Eckart Conze, Norbert Frei, Peter Hayes, Moshe Zimmermann

Das Amt und die Vergangenheit

Deutsche Diplomaten im Dritten Reich und in der Bundesrepublik.
Cover: Das Amt und die Vergangenheit
Karl Blessing Verlag, München 2010
ISBN 9783896674302
Gebunden, 879 Seiten, 34,95 EUR

Klappentext

Der Mythos, das Auswärtige Amt sei von 1933 bis 1945 ein Hort des Widerstands gewesen, gehört zu den langlebigsten Legenden über das Dritte Reich. Wie aber verhielten sich die Angehörigen des Auswärtigen Dienstes nach Hitlers Machtübernahme wirklich? Und wie stellten sie sich dann in der Bundesrepublik zu ihrer Vergangenheit? Vom ersten Tag an war das Auswärtige Amt unmittelbar in die Gewaltpolitik des NS-Regimes eingebunden. Es schirmte die "Judenpolitik" des Dritten Reichs nicht nur nach außen ab, sondern war in allen Phasen aktiv an ihr beteiligt. Überall in Europa fungierten deutsche Diplomaten als Wegbereiter der "Endlösung", sie wirkten mit an der "Erfassung" der Juden und an ihrer Deportation. Opposition aus dem Auswärtigen Dienst heraus blieb individuell und die Ausnahme. Nach Kriegsende wurden nur wenige Beamte für ihr Verhalten zur Rechenschaft gezogen, viele konnten auf ihre Wiederverwendung hoffen und setzten ihre Karriere fort.

» Angezeigte Daten:
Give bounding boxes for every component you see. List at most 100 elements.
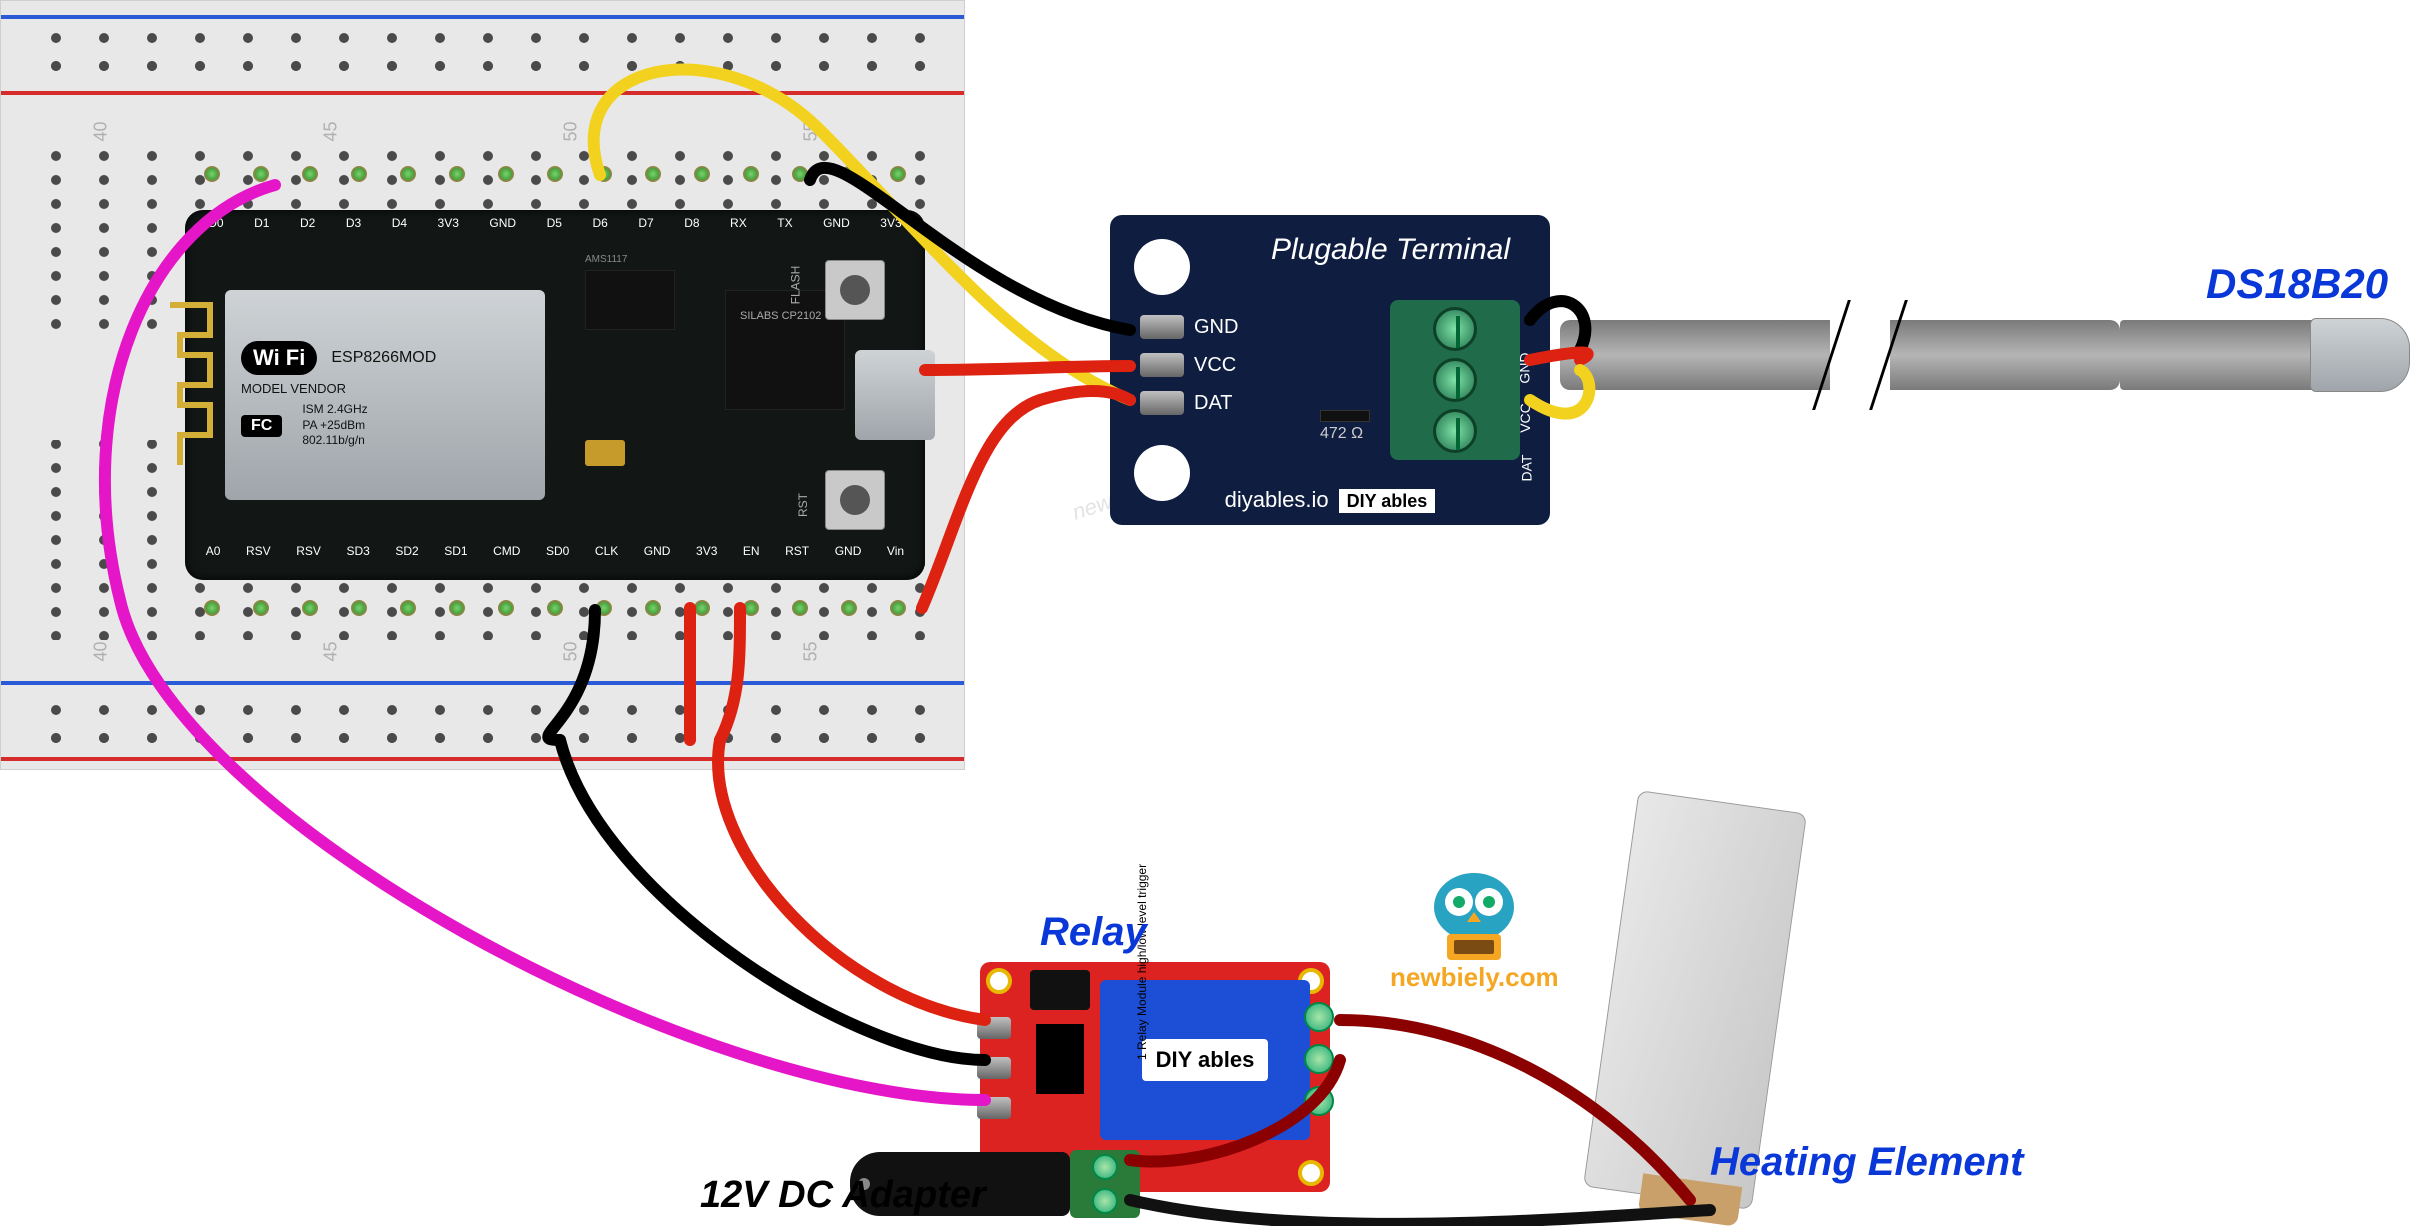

» Aufgabe 1: Als was galt das Auswärtige Amt der Jahre 1933 bis 1945 laut dem im Text zum Auswärtigen Amt genannten Mythos?
» Aufgabe 2: Fasse den Text zum Auswärtigen Amt in zwei Sätzen zusammen.
» Aufgabe 3: Führe den Text zum Auswärtigen Amt im Anschluss an seinen letzten Satz weiter.

» Lösung 1: Als Hort des Widerstands.

» Lösung 2: Entgegen dem Mythos vom Widerstand war das Auswärtige Amt von Anfang an in die Gewaltpolitik des NS-Regimes eingebunden, und deutsche Diplomaten wirkten überall in Europa an der Erfassung und Deportation der Juden mit. Opposition blieb die Ausnahme, und nach Kriegsende wurden nur wenige Beamte zur Rechenschaft gezogen, während viele ihre Karriere fortsetzten.

» Lösung 3:
Rezensionsnotiz zu Frankfurter Rundschau, 17.11.2010

Grundsätzlich begrüßt der Historiker Hans Mommsen die Studie über das Auswärtige Amt und seine Verstrickung in die nationalsozialistischen Verbrechen, er macht aber auch Kritik geltend. So hadert er vor allem mit dem ersten Teil der Untersuchung, der Mommsens Ansicht zufolge zu ausschließlich auf die Mitwirkung des Auswärtigen Amts am Holocaust fokussiert und dabei andere andere "Dimensionen der NS-Gewaltpolitik" vernachlässige. Außerdem wirft er den Autoren vor - da ist er ganz Funktionalist -, zu wenig die strukturelle Dynamik des NS-Systems und seine stetige Radikalisierung zu berücksichtigen. Und meist gehen die Autoren auch nicht über die Forschungen etwa von Hans Rothfels und Christopher Browning hinaus. Mit dem zweiten Teil, der sich mit dem Selbsterhalt des Amts nach Kriegsende beschäftigt, ist er wesentlich zufriedener. Die skandalöse Diffamierung aufrechter Diplomaten bei gleichzeitiger Verteidigung von NS-Verbrechern ist für Mommsen so noch nicht beschrieben worden, wofür er besonders Norbert Frei verantwortlich macht.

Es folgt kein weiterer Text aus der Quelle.